### WHAT TO DO
Return the material word for word. Do not include pictures.

########################################

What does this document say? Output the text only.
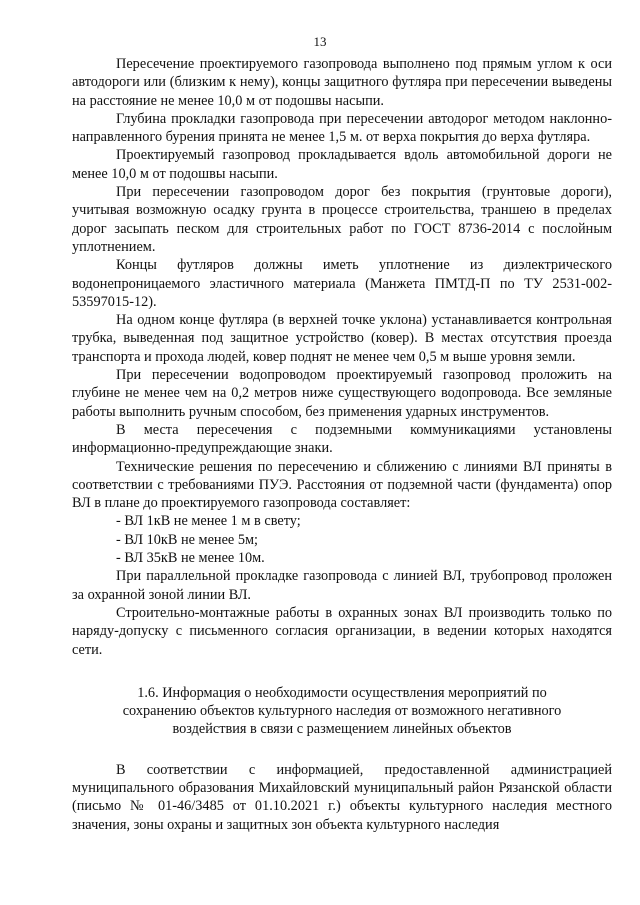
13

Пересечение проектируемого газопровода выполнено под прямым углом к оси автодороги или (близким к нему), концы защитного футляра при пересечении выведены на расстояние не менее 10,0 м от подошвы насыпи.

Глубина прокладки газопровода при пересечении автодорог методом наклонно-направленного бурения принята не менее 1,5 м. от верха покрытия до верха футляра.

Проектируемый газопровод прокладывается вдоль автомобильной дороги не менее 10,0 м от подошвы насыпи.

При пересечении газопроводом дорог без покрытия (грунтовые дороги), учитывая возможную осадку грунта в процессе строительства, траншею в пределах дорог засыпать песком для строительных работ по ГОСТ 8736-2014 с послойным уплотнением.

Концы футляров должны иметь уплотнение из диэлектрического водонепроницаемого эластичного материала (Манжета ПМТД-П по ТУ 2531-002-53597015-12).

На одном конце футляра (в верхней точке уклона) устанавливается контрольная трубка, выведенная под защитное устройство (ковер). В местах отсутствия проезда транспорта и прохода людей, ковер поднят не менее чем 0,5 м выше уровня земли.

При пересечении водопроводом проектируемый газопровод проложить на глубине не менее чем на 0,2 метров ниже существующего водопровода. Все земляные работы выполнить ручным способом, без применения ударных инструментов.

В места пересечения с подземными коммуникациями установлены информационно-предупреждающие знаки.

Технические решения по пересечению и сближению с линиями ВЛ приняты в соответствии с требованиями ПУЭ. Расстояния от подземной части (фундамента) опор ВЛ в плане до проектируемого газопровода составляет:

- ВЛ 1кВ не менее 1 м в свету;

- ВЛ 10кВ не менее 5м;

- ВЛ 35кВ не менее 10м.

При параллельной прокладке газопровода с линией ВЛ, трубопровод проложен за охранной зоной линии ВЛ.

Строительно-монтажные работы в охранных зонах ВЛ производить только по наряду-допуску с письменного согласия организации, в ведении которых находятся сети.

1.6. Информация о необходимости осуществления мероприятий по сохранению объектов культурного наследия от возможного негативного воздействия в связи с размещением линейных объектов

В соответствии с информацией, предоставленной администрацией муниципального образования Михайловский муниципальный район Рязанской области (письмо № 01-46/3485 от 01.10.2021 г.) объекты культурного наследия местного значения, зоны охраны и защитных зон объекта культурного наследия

########################################

### WRITTEN REPLY
What does this document say? Output the text only.
13

Пересечение проектируемого газопровода выполнено под прямым углом к оси автодороги или (близким к нему), концы защитного футляра при пересечении выведены на расстояние не менее 10,0 м от подошвы насыпи.

Глубина прокладки газопровода при пересечении автодорог методом наклонно-направленного бурения принята не менее 1,5 м. от верха покрытия до верха футляра.

Проектируемый газопровод прокладывается вдоль автомобильной дороги не менее 10,0 м от подошвы насыпи.

При пересечении газопроводом дорог без покрытия (грунтовые дороги), учитывая возможную осадку грунта в процессе строительства, траншею в пределах дорог засыпать песком для строительных работ по ГОСТ 8736-2014 с послойным уплотнением.

Концы футляров должны иметь уплотнение из диэлектрического водонепроницаемого эластичного материала (Манжета ПМТД-П по ТУ 2531-002-53597015-12).

На одном конце футляра (в верхней точке уклона) устанавливается контрольная трубка, выведенная под защитное устройство (ковер). В местах отсутствия проезда транспорта и прохода людей, ковер поднят не менее чем 0,5 м выше уровня земли.

При пересечении водопроводом проектируемый газопровод проложить на глубине не менее чем на 0,2 метров ниже существующего водопровода. Все земляные работы выполнить ручным способом, без применения ударных инструментов.

В места пересечения с подземными коммуникациями установлены информационно-предупреждающие знаки.

Технические решения по пересечению и сближению с линиями ВЛ приняты в соответствии с требованиями ПУЭ. Расстояния от подземной части (фундамента) опор ВЛ в плане до проектируемого газопровода составляет:

- ВЛ 1кВ не менее 1 м в свету;

- ВЛ 10кВ не менее 5м;

- ВЛ 35кВ не менее 10м.

При параллельной прокладке газопровода с линией ВЛ, трубопровод проложен за охранной зоной линии ВЛ.

Строительно-монтажные работы в охранных зонах ВЛ производить только по наряду-допуску с письменного согласия организации, в ведении которых находятся сети.

1.6. Информация о необходимости осуществления мероприятий по сохранению объектов культурного наследия от возможного негативного воздействия в связи с размещением линейных объектов

В соответствии с информацией, предоставленной администрацией муниципального образования Михайловский муниципальный район Рязанской области (письмо № 01-46/3485 от 01.10.2021 г.) объекты культурного наследия местного значения, зоны охраны и защитных зон объекта культурного наследия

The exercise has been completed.